**Aim:** Every entry here needs to be repeated exactly.

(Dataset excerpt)
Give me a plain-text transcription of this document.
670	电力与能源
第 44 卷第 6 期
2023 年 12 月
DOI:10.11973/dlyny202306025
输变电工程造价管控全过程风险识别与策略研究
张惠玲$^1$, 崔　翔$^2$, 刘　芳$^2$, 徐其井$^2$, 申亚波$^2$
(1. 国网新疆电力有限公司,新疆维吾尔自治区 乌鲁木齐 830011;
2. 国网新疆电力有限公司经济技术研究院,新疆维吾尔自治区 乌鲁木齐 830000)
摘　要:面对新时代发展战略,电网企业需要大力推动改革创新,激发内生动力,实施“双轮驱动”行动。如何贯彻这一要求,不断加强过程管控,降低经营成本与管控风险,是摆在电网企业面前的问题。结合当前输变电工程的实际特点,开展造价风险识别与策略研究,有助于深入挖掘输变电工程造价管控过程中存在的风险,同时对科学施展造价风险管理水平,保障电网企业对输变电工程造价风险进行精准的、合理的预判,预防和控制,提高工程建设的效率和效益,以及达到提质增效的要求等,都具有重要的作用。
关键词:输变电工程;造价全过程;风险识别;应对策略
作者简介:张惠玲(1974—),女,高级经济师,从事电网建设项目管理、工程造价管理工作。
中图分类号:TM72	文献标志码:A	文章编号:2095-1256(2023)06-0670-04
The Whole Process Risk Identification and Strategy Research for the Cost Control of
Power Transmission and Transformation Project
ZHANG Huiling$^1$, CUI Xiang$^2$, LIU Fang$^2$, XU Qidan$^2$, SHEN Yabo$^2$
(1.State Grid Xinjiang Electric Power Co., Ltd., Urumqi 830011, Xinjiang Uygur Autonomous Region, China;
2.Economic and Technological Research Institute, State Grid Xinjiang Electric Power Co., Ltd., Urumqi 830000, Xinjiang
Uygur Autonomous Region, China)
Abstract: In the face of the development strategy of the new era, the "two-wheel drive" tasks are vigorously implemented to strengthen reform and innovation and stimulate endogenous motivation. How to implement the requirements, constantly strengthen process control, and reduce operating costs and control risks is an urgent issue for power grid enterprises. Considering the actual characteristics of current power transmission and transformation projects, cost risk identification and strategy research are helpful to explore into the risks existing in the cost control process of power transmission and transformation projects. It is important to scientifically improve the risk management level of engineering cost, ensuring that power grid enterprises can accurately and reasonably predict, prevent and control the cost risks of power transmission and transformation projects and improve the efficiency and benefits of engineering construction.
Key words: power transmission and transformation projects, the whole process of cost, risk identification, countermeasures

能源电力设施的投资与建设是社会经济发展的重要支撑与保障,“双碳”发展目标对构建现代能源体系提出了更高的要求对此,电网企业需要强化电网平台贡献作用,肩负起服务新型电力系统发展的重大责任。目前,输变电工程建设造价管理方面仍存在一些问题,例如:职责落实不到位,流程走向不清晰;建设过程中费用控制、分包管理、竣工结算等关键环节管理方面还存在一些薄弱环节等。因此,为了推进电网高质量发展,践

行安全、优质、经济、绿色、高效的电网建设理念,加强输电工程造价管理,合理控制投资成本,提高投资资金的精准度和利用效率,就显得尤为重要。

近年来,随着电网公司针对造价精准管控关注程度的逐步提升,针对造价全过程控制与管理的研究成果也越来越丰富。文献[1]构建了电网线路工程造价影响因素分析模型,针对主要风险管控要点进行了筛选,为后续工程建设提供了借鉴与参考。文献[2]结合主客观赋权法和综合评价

**Output for this exercise:**
Give me a plain-text transcription of this document.
670	电力与能源
第 44 卷第 6 期
2023 年 12 月
DOI:10.11973/dlyny202306025
输变电工程造价管控全过程风险识别与策略研究
张惠玲$^1$, 崔　翔$^2$, 刘　芳$^2$, 徐其井$^2$, 申亚波$^2$
(1. 国网新疆电力有限公司,新疆维吾尔自治区 乌鲁木齐 830011;
2. 国网新疆电力有限公司经济技术研究院,新疆维吾尔自治区 乌鲁木齐 830000)
摘　要:面对新时代发展战略,电网企业需要大力推动改革创新,激发内生动力,实施“双轮驱动”行动。如何贯彻这一要求,不断加强过程管控,降低经营成本与管控风险,是摆在电网企业面前的问题。结合当前输变电工程的实际特点,开展造价风险识别与策略研究,有助于深入挖掘输变电工程造价管控过程中存在的风险,同时对科学施展造价风险管理水平,保障电网企业对输变电工程造价风险进行精准的、合理的预判,预防和控制,提高工程建设的效率和效益,以及达到提质增效的要求等,都具有重要的作用。
关键词:输变电工程;造价全过程;风险识别;应对策略
作者简介:张惠玲(1974—),女,高级经济师,从事电网建设项目管理、工程造价管理工作。
中图分类号:TM72	文献标志码:A	文章编号:2095-1256(2023)06-0670-04
The Whole Process Risk Identification and Strategy Research for the Cost Control of
Power Transmission and Transformation Project
ZHANG Huiling$^1$, CUI Xiang$^2$, LIU Fang$^2$, XU Qidan$^2$, SHEN Yabo$^2$
(1.State Grid Xinjiang Electric Power Co., Ltd., Urumqi 830011, Xinjiang Uygur Autonomous Region, China;
2.Economic and Technological Research Institute, State Grid Xinjiang Electric Power Co., Ltd., Urumqi 830000, Xinjiang
Uygur Autonomous Region, China)
Abstract: In the face of the development strategy of the new era, the "two-wheel drive" tasks are vigorously implemented to strengthen reform and innovation and stimulate endogenous motivation. How to implement the requirements, constantly strengthen process control, and reduce operating costs and control risks is an urgent issue for power grid enterprises. Considering the actual characteristics of current power transmission and transformation projects, cost risk identification and strategy research are helpful to explore into the risks existing in the cost control process of power transmission and transformation projects. It is important to scientifically improve the risk management level of engineering cost, ensuring that power grid enterprises can accurately and reasonably predict, prevent and control the cost risks of power transmission and transformation projects and improve the efficiency and benefits of engineering construction.
Key words: power transmission and transformation projects, the whole process of cost, risk identification, countermeasures

能源电力设施的投资与建设是社会经济发展的重要支撑与保障,“双碳”发展目标对构建现代能源体系提出了更高的要求对此,电网企业需要强化电网平台贡献作用,肩负起服务新型电力系统发展的重大责任。目前,输变电工程建设造价管理方面仍存在一些问题,例如:职责落实不到位,流程走向不清晰;建设过程中费用控制、分包管理、竣工结算等关键环节管理方面还存在一些薄弱环节等。因此,为了推进电网高质量发展,践

行安全、优质、经济、绿色、高效的电网建设理念,加强输电工程造价管理,合理控制投资成本,提高投资资金的精准度和利用效率,就显得尤为重要。

近年来,随着电网公司针对造价精准管控关注程度的逐步提升,针对造价全过程控制与管理的研究成果也越来越丰富。文献[1]构建了电网线路工程造价影响因素分析模型,针对主要风险管控要点进行了筛选,为后续工程建设提供了借鉴与参考。文献[2]结合主客观赋权法和综合评价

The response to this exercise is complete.